***** Rows

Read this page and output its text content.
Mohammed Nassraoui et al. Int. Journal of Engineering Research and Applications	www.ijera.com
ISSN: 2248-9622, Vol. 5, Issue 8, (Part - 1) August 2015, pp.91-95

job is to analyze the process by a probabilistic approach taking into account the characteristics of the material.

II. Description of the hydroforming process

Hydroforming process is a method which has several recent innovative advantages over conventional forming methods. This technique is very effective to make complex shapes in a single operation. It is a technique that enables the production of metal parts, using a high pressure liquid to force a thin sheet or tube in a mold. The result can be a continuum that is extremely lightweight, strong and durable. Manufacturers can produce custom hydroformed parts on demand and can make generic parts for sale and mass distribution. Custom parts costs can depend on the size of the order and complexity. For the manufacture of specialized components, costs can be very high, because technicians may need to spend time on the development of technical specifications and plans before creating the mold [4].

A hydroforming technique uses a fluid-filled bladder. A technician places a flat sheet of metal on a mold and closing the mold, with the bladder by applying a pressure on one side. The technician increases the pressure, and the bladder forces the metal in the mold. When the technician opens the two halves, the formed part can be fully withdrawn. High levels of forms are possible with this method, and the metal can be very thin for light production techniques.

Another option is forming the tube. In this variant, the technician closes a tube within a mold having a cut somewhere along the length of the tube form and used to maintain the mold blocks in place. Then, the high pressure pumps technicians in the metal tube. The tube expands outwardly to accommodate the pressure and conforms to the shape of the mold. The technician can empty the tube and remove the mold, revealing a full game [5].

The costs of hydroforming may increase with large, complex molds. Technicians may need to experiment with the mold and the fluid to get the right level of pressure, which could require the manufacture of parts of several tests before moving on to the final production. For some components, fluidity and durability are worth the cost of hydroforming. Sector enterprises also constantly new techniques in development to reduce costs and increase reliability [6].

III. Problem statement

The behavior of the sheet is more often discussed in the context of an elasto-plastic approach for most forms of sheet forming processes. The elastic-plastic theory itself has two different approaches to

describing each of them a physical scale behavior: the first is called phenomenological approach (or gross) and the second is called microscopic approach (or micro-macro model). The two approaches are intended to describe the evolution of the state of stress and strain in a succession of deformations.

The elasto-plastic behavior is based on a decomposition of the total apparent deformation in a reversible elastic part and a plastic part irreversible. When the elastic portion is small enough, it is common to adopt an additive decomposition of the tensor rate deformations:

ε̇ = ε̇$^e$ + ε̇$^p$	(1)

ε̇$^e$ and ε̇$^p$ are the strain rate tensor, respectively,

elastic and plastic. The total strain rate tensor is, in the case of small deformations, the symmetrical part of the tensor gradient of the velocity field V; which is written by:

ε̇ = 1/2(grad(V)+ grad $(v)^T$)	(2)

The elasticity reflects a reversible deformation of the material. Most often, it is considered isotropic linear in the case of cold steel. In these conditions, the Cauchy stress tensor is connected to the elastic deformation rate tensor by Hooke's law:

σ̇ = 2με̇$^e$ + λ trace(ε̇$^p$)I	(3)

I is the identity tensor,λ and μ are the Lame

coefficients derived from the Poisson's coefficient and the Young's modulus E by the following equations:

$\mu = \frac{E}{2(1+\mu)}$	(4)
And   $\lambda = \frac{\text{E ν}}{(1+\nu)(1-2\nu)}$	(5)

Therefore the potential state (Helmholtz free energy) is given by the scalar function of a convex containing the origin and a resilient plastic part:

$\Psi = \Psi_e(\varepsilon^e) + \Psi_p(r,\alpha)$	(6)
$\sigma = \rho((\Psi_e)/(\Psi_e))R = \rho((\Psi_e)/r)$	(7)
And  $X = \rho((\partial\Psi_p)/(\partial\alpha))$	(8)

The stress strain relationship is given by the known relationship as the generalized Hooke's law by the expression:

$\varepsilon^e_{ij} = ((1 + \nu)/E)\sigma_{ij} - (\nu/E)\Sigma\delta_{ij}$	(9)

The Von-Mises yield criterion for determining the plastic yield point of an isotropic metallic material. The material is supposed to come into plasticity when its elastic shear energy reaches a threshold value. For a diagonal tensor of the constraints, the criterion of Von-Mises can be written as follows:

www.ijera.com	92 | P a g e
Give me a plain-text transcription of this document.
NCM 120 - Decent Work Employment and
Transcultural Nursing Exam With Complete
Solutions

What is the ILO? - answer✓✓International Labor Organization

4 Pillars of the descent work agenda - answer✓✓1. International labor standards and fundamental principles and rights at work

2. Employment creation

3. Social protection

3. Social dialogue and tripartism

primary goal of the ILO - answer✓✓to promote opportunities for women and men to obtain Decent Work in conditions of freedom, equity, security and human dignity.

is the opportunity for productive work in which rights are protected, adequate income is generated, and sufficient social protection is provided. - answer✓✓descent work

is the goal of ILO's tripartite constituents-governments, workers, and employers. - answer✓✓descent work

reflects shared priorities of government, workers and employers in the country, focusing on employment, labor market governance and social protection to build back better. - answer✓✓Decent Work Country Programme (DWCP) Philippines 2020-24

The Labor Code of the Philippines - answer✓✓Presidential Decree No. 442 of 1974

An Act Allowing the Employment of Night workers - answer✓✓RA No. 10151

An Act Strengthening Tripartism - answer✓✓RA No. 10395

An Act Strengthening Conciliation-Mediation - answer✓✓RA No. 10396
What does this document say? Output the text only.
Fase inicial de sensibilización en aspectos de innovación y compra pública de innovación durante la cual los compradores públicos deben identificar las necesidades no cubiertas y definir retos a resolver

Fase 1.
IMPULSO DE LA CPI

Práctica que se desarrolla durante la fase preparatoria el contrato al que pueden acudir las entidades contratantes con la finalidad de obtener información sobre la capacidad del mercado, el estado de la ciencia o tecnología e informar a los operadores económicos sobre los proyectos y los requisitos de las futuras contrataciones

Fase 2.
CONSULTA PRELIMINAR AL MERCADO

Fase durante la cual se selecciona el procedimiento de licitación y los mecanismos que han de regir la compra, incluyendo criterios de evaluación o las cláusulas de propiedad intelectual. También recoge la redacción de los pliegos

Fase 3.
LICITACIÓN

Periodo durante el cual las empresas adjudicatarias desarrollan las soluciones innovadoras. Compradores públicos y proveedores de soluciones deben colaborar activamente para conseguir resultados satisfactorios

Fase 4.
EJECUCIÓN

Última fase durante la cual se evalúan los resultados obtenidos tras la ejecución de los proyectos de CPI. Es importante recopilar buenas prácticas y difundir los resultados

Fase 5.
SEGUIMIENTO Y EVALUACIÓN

**********

● Objective
Repeat the listing in full, keeping every line exactly as it is.

● Solution to this task
Read this page and output its text content.
Mohammed Nassraoui et al. Int. Journal of Engineering Research and Applications	www.ijera.com
ISSN: 2248-9622, Vol. 5, Issue 8, (Part - 1) August 2015, pp.91-95

job is to analyze the process by a probabilistic approach taking into account the characteristics of the material.

II. Description of the hydroforming process

Hydroforming process is a method which has several recent innovative advantages over conventional forming methods. This technique is very effective to make complex shapes in a single operation. It is a technique that enables the production of metal parts, using a high pressure liquid to force a thin sheet or tube in a mold. The result can be a continuum that is extremely lightweight, strong and durable. Manufacturers can produce custom hydroformed parts on demand and can make generic parts for sale and mass distribution. Custom parts costs can depend on the size of the order and complexity. For the manufacture of specialized components, costs can be very high, because technicians may need to spend time on the development of technical specifications and plans before creating the mold [4].

A hydroforming technique uses a fluid-filled bladder. A technician places a flat sheet of metal on a mold and closing the mold, with the bladder by applying a pressure on one side. The technician increases the pressure, and the bladder forces the metal in the mold. When the technician opens the two halves, the formed part can be fully withdrawn. High levels of forms are possible with this method, and the metal can be very thin for light production techniques.

Another option is forming the tube. In this variant, the technician closes a tube within a mold having a cut somewhere along the length of the tube form and used to maintain the mold blocks in place. Then, the high pressure pumps technicians in the metal tube. The tube expands outwardly to accommodate the pressure and conforms to the shape of the mold. The technician can empty the tube and remove the mold, revealing a full game [5].

The costs of hydroforming may increase with large, complex molds. Technicians may need to experiment with the mold and the fluid to get the right level of pressure, which could require the manufacture of parts of several tests before moving on to the final production. For some components, fluidity and durability are worth the cost of hydroforming. Sector enterprises also constantly new techniques in development to reduce costs and increase reliability [6].

III. Problem statement

The behavior of the sheet is more often discussed in the context of an elasto-plastic approach for most forms of sheet forming processes. The elastic-plastic theory itself has two different approaches to

describing each of them a physical scale behavior: the first is called phenomenological approach (or gross) and the second is called microscopic approach (or micro-macro model). The two approaches are intended to describe the evolution of the state of stress and strain in a succession of deformations.

The elasto-plastic behavior is based on a decomposition of the total apparent deformation in a reversible elastic part and a plastic part irreversible. When the elastic portion is small enough, it is common to adopt an additive decomposition of the tensor rate deformations:

ε̇ = ε̇$^e$ + ε̇$^p$	(1)

ε̇$^e$ and ε̇$^p$ are the strain rate tensor, respectively,

elastic and plastic. The total strain rate tensor is, in the case of small deformations, the symmetrical part of the tensor gradient of the velocity field V; which is written by:

ε̇ = 1/2(grad(V)+ grad $(v)^T$)	(2)

The elasticity reflects a reversible deformation of the material. Most often, it is considered isotropic linear in the case of cold steel. In these conditions, the Cauchy stress tensor is connected to the elastic deformation rate tensor by Hooke's law:

σ̇ = 2με̇$^e$ + λ trace(ε̇$^p$)I	(3)

I is the identity tensor,λ and μ are the Lame

coefficients derived from the Poisson's coefficient and the Young's modulus E by the following equations:

$\mu = \frac{E}{2(1+\mu)}$	(4)
And   $\lambda = \frac{\text{E ν}}{(1+\nu)(1-2\nu)}$	(5)

Therefore the potential state (Helmholtz free energy) is given by the scalar function of a convex containing the origin and a resilient plastic part:

$\Psi = \Psi_e(\varepsilon^e) + \Psi_p(r,\alpha)$	(6)
$\sigma = \rho((\Psi_e)/(\Psi_e))R = \rho((\Psi_e)/r)$	(7)
And  $X = \rho((\partial\Psi_p)/(\partial\alpha))$	(8)

The stress strain relationship is given by the known relationship as the generalized Hooke's law by the expression:

$\varepsilon^e_{ij} = ((1 + \nu)/E)\sigma_{ij} - (\nu/E)\Sigma\delta_{ij}$	(9)

The Von-Mises yield criterion for determining the plastic yield point of an isotropic metallic material. The material is supposed to come into plasticity when its elastic shear energy reaches a threshold value. For a diagonal tensor of the constraints, the criterion of Von-Mises can be written as follows:

www.ijera.com	92 | P a g e
Give me a plain-text transcription of this document.
NCM 120 - Decent Work Employment and
Transcultural Nursing Exam With Complete
Solutions

What is the ILO? - answer✓✓International Labor Organization

4 Pillars of the descent work agenda - answer✓✓1. International labor standards and fundamental principles and rights at work

2. Employment creation

3. Social protection

3. Social dialogue and tripartism

primary goal of the ILO - answer✓✓to promote opportunities for women and men to obtain Decent Work in conditions of freedom, equity, security and human dignity.

is the opportunity for productive work in which rights are protected, adequate income is generated, and sufficient social protection is provided. - answer✓✓descent work

is the goal of ILO's tripartite constituents-governments, workers, and employers. - answer✓✓descent work

reflects shared priorities of government, workers and employers in the country, focusing on employment, labor market governance and social protection to build back better. - answer✓✓Decent Work Country Programme (DWCP) Philippines 2020-24

The Labor Code of the Philippines - answer✓✓Presidential Decree No. 442 of 1974

An Act Allowing the Employment of Night workers - answer✓✓RA No. 10151

An Act Strengthening Tripartism - answer✓✓RA No. 10395

An Act Strengthening Conciliation-Mediation - answer✓✓RA No. 10396
What does this document say? Output the text only.
Fase inicial de sensibilización en aspectos de innovación y compra pública de innovación durante la cual los compradores públicos deben identificar las necesidades no cubiertas y definir retos a resolver

Fase 1.
IMPULSO DE LA CPI

Práctica que se desarrolla durante la fase preparatoria el contrato al que pueden acudir las entidades contratantes con la finalidad de obtener información sobre la capacidad del mercado, el estado de la ciencia o tecnología e informar a los operadores económicos sobre los proyectos y los requisitos de las futuras contrataciones

Fase 2.
CONSULTA PRELIMINAR AL MERCADO

Fase durante la cual se selecciona el procedimiento de licitación y los mecanismos que han de regir la compra, incluyendo criterios de evaluación o las cláusulas de propiedad intelectual. También recoge la redacción de los pliegos

Fase 3.
LICITACIÓN

Periodo durante el cual las empresas adjudicatarias desarrollan las soluciones innovadoras. Compradores públicos y proveedores de soluciones deben colaborar activamente para conseguir resultados satisfactorios

Fase 4.
EJECUCIÓN

Última fase durante la cual se evalúan los resultados obtenidos tras la ejecución de los proyectos de CPI. Es importante recopilar buenas prácticas y difundir los resultados

Fase 5.
SEGUIMIENTO Y EVALUACIÓN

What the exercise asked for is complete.